[Dataset excerpt]
## Start

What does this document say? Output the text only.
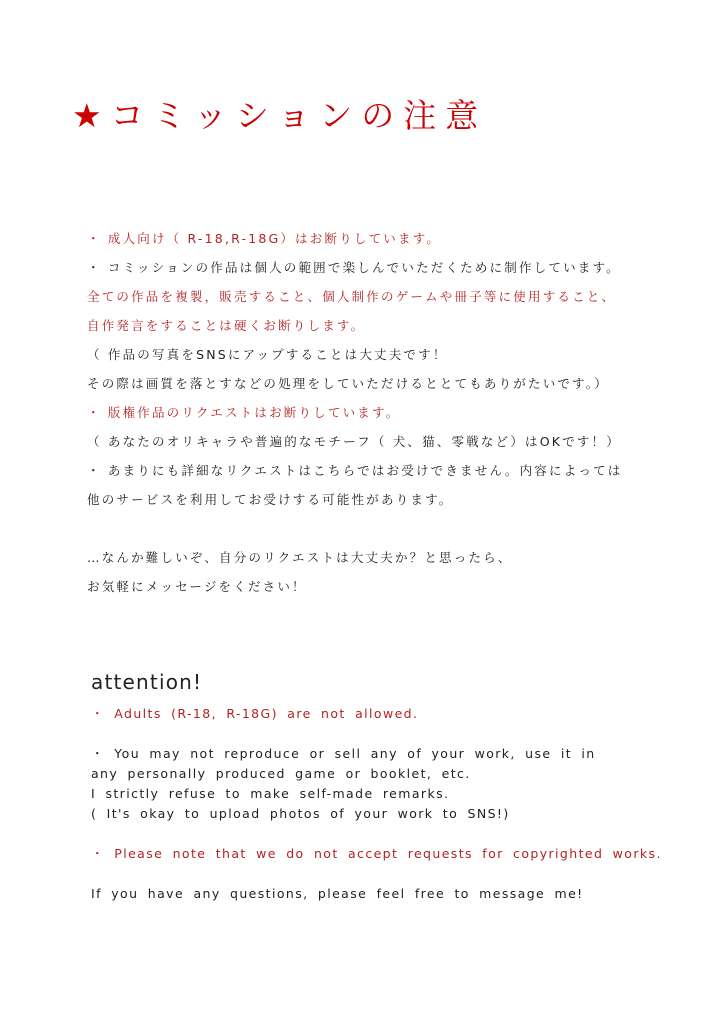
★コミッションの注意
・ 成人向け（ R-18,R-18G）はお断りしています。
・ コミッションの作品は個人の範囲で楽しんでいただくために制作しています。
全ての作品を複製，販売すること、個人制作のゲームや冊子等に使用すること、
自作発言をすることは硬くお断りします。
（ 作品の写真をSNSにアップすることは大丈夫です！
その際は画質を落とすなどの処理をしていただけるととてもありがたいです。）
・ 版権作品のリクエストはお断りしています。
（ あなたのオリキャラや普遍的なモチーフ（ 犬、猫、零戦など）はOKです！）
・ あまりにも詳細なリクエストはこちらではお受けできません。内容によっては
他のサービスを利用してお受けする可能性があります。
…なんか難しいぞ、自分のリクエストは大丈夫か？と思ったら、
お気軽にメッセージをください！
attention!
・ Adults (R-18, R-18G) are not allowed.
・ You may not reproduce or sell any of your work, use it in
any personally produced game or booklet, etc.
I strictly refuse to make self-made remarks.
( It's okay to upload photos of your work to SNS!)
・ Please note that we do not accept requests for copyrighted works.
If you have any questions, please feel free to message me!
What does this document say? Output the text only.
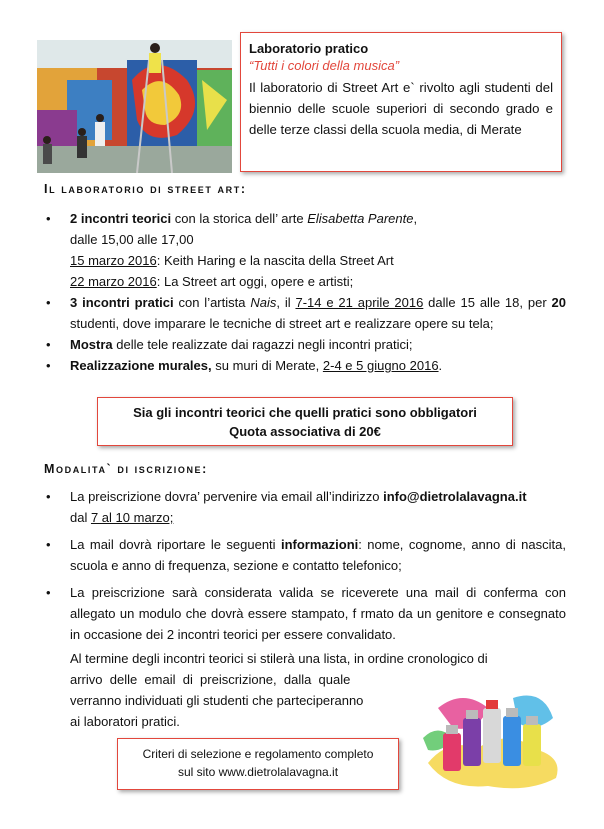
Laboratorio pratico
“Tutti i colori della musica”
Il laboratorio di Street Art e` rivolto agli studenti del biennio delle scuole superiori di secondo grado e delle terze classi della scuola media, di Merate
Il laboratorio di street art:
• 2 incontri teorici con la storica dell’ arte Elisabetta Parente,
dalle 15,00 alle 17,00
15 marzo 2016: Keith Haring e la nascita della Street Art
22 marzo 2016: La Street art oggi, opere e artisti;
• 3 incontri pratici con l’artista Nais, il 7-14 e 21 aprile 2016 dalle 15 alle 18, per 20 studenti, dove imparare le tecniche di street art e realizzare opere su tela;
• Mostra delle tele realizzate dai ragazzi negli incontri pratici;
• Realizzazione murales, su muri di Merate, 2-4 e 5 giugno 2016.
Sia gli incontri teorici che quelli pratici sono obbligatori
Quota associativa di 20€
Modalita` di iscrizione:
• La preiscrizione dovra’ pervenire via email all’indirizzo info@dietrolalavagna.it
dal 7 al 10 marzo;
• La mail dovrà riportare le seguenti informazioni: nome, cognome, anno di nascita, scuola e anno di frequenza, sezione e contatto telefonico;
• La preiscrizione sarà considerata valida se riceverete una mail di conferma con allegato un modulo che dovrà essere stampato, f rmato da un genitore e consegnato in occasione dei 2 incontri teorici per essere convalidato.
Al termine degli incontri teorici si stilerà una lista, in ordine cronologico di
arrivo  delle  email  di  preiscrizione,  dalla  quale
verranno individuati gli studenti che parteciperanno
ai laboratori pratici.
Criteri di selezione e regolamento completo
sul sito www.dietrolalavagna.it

## End

Direction> Except for the pictures, print the data above exactly.

Exercise output>
What does this document say? Output the text only.
★コミッションの注意
・ 成人向け（ R-18,R-18G）はお断りしています。
・ コミッションの作品は個人の範囲で楽しんでいただくために制作しています。
全ての作品を複製，販売すること、個人制作のゲームや冊子等に使用すること、
自作発言をすることは硬くお断りします。
（ 作品の写真をSNSにアップすることは大丈夫です！
その際は画質を落とすなどの処理をしていただけるととてもありがたいです。）
・ 版権作品のリクエストはお断りしています。
（ あなたのオリキャラや普遍的なモチーフ（ 犬、猫、零戦など）はOKです！）
・ あまりにも詳細なリクエストはこちらではお受けできません。内容によっては
他のサービスを利用してお受けする可能性があります。
…なんか難しいぞ、自分のリクエストは大丈夫か？と思ったら、
お気軽にメッセージをください！
attention!
・ Adults (R-18, R-18G) are not allowed.
・ You may not reproduce or sell any of your work, use it in
any personally produced game or booklet, etc.
I strictly refuse to make self-made remarks.
( It's okay to upload photos of your work to SNS!)
・ Please note that we do not accept requests for copyrighted works.
If you have any questions, please feel free to message me!
What does this document say? Output the text only.
Laboratorio pratico
“Tutti i colori della musica”
Il laboratorio di Street Art e` rivolto agli studenti del biennio delle scuole superiori di secondo grado e delle terze classi della scuola media, di Merate
Il laboratorio di street art:
• 2 incontri teorici con la storica dell’ arte Elisabetta Parente,
dalle 15,00 alle 17,00
15 marzo 2016: Keith Haring e la nascita della Street Art
22 marzo 2016: La Street art oggi, opere e artisti;
• 3 incontri pratici con l’artista Nais, il 7-14 e 21 aprile 2016 dalle 15 alle 18, per 20 studenti, dove imparare le tecniche di street art e realizzare opere su tela;
• Mostra delle tele realizzate dai ragazzi negli incontri pratici;
• Realizzazione murales, su muri di Merate, 2-4 e 5 giugno 2016.
Sia gli incontri teorici che quelli pratici sono obbligatori
Quota associativa di 20€
Modalita` di iscrizione:
• La preiscrizione dovra’ pervenire via email all’indirizzo info@dietrolalavagna.it
dal 7 al 10 marzo;
• La mail dovrà riportare le seguenti informazioni: nome, cognome, anno di nascita, scuola e anno di frequenza, sezione e contatto telefonico;
• La preiscrizione sarà considerata valida se riceverete una mail di conferma con allegato un modulo che dovrà essere stampato, f rmato da un genitore e consegnato in occasione dei 2 incontri teorici per essere convalidato.
Al termine degli incontri teorici si stilerà una lista, in ordine cronologico di
arrivo  delle  email  di  preiscrizione,  dalla  quale
verranno individuati gli studenti che parteciperanno
ai laboratori pratici.
Criteri di selezione e regolamento completo
sul sito www.dietrolalavagna.it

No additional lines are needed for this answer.